**BRIEF:**
Please write out the records below, from their first line through the line containing "gpgga-checkbox[interactable] <box>258 188", inclusive, and change nothing.

**DATASET EXTRACT:**

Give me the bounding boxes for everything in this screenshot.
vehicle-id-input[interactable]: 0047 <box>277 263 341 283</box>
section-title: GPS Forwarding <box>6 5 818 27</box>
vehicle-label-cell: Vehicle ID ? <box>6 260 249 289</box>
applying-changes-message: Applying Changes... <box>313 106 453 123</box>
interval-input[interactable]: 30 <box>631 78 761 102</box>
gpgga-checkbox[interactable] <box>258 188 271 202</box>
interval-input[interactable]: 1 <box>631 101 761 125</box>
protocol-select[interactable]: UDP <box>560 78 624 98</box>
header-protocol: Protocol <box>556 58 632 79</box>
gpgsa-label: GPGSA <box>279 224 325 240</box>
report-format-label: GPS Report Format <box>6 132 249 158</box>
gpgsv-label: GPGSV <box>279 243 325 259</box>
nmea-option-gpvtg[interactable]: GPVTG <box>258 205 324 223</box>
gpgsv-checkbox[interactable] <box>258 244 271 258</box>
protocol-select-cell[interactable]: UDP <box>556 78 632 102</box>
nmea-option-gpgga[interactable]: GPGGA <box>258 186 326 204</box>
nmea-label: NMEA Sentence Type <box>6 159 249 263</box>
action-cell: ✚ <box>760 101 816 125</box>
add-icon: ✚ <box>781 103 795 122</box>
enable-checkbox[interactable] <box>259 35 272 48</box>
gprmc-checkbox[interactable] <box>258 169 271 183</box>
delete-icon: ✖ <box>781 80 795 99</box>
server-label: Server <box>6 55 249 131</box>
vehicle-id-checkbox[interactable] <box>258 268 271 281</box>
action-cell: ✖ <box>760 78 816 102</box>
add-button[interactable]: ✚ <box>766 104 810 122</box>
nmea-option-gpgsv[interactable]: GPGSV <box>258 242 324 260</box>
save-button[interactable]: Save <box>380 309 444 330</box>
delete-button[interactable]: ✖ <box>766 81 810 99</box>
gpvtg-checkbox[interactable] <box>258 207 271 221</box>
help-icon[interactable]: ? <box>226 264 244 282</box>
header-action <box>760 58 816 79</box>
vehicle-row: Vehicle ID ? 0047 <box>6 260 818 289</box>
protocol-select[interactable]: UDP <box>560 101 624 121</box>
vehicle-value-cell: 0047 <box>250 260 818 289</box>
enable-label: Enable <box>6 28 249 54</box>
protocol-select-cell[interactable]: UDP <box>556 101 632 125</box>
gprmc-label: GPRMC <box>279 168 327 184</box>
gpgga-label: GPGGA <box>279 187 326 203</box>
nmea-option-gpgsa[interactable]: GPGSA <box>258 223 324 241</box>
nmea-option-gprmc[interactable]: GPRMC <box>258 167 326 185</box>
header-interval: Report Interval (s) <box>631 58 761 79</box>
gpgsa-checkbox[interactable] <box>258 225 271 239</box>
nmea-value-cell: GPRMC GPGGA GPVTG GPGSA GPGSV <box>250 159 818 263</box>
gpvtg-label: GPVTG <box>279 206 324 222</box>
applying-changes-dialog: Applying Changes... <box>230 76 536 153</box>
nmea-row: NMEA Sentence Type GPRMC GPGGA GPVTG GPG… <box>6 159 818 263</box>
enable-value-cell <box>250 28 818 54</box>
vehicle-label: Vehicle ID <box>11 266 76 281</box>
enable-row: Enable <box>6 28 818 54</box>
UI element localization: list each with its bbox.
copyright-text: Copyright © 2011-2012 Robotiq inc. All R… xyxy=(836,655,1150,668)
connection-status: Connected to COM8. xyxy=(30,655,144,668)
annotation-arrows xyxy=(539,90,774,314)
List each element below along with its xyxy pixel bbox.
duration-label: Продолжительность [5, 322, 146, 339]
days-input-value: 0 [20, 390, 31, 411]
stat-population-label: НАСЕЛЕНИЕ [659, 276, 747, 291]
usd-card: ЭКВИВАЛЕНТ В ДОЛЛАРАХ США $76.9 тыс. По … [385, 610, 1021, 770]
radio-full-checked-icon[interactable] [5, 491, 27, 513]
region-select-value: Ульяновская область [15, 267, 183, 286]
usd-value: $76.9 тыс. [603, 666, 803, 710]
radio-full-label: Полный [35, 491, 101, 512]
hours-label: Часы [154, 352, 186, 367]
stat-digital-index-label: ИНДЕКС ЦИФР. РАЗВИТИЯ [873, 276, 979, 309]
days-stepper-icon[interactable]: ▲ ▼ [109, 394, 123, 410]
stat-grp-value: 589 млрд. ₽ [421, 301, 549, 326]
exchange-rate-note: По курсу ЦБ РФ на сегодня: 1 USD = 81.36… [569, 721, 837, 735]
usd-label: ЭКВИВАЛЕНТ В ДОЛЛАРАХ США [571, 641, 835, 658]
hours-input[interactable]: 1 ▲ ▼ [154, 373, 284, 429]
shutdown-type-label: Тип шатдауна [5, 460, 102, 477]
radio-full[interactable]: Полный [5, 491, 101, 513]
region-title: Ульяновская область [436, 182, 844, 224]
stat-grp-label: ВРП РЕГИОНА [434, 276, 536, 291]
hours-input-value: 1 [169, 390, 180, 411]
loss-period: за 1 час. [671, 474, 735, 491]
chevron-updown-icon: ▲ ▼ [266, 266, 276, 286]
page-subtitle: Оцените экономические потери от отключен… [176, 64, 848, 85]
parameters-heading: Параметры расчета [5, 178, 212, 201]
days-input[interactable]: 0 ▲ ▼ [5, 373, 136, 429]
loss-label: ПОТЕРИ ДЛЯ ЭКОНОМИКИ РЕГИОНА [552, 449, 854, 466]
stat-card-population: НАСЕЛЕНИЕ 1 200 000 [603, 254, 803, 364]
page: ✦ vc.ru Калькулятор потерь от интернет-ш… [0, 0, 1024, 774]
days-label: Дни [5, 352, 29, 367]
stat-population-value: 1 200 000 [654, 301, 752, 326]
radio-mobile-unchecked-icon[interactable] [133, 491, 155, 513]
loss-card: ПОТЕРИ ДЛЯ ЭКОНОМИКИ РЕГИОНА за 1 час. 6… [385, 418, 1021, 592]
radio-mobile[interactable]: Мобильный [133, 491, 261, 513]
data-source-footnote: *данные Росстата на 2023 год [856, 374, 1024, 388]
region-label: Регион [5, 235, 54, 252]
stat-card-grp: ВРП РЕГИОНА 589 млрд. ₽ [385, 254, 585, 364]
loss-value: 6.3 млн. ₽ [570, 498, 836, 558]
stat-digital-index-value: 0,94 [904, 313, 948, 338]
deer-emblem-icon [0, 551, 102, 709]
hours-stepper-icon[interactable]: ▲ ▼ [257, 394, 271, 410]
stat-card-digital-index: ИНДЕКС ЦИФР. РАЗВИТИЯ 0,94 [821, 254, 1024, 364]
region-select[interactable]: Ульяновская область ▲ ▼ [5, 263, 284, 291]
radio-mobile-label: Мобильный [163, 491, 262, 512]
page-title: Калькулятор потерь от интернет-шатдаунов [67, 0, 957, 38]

**RESPONSE TO THIS EXERCISE:**
Give me the bounding boxes for everything in this screenshot.
vehicle-id-input[interactable]: 0047 <box>277 263 341 283</box>
section-title: GPS Forwarding <box>6 5 818 27</box>
vehicle-label-cell: Vehicle ID ? <box>6 260 249 289</box>
applying-changes-message: Applying Changes... <box>313 106 453 123</box>
interval-input[interactable]: 30 <box>631 78 761 102</box>
gpgga-checkbox[interactable] <box>258 188 271 202</box>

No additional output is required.